- **Description of the task**: Identify all lines in the data containing the string "Attach". Copy them out.
┌─ Data in this exercise
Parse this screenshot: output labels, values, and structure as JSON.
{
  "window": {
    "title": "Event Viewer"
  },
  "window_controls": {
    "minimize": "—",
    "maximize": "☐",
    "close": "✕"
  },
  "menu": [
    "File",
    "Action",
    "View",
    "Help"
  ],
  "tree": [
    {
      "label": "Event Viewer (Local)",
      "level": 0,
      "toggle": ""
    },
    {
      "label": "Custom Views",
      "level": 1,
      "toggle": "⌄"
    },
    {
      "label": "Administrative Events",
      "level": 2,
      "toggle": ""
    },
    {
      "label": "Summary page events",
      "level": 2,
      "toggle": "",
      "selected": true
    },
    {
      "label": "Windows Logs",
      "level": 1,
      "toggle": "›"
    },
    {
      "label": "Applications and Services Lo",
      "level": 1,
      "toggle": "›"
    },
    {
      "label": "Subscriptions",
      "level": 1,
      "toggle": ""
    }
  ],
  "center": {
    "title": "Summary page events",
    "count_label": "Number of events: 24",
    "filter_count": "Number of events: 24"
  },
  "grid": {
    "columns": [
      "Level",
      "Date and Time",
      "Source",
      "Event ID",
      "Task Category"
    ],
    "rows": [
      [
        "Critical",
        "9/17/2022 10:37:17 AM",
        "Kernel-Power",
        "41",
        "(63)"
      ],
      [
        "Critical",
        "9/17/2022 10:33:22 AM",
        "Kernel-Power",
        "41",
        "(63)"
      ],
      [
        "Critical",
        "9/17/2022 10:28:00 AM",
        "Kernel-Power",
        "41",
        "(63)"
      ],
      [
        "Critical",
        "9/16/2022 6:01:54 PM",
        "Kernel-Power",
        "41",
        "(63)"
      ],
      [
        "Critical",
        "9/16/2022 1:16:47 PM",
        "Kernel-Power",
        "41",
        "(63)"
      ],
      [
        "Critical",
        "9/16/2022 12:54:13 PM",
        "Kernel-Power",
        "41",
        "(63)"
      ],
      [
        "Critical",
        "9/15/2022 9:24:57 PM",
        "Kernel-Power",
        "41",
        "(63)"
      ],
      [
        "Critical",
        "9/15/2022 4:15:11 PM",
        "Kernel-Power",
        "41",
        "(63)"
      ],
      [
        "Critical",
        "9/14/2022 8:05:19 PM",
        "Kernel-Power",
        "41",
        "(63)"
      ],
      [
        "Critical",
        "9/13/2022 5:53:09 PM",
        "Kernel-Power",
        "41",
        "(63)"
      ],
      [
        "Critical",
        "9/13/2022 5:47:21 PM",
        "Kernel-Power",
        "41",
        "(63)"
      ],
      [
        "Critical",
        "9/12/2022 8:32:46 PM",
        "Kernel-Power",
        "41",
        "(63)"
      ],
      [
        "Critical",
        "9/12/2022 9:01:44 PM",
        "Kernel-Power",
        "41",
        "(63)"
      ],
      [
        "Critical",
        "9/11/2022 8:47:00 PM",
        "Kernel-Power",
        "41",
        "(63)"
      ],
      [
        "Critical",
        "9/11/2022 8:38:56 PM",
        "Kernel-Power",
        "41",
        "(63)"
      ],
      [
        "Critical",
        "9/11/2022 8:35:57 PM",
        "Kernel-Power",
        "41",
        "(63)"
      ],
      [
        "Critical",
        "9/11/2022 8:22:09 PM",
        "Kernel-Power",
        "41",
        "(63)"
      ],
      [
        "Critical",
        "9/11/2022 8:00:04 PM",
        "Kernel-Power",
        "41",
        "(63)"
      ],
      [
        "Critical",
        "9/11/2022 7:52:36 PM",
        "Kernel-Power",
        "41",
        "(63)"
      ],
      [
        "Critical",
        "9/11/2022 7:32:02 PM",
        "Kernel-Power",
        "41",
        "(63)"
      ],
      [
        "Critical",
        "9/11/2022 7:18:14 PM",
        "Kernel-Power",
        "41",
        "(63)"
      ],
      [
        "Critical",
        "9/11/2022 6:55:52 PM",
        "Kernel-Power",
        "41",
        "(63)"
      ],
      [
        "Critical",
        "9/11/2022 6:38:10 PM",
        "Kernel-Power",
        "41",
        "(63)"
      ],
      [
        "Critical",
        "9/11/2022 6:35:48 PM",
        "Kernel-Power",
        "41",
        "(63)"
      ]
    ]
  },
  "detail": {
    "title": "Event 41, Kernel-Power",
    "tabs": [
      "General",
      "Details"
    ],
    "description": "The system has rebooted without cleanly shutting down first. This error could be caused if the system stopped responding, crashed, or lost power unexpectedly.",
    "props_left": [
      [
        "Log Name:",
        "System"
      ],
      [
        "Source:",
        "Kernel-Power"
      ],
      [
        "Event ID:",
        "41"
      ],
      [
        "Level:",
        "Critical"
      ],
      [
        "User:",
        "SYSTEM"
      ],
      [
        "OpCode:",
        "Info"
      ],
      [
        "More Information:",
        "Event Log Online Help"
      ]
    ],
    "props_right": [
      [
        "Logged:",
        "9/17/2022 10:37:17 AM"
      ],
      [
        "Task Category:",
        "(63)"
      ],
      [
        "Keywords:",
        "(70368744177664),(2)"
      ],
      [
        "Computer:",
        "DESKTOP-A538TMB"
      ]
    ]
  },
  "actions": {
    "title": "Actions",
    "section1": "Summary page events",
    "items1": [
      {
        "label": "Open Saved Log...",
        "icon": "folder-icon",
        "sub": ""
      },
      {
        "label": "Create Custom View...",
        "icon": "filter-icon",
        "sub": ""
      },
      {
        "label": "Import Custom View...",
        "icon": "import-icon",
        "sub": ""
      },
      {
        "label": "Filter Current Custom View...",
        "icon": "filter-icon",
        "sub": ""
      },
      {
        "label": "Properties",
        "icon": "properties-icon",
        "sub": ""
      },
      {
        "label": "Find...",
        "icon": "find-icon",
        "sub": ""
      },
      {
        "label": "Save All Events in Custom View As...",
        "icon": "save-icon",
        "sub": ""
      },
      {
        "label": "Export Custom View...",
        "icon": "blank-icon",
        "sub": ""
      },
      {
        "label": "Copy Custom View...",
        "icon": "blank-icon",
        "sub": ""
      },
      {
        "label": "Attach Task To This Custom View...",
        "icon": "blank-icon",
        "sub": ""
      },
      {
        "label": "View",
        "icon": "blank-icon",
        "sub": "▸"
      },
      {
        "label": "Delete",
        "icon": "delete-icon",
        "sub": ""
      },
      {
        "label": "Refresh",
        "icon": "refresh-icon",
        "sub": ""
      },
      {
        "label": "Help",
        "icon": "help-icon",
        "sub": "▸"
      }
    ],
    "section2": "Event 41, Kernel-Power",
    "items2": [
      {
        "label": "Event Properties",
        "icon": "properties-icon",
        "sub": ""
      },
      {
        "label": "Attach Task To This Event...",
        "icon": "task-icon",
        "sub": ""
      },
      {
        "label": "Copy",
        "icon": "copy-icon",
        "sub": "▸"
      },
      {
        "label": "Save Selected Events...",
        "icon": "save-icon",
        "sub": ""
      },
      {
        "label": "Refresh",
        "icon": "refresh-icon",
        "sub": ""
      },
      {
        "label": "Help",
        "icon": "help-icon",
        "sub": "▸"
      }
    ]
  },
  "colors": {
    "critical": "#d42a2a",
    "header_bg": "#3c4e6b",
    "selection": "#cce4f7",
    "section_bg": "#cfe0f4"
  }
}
└─
- **The output**:
        "label": "Attach Task To This Custom View...",
        "label": "Attach Task To This Event...",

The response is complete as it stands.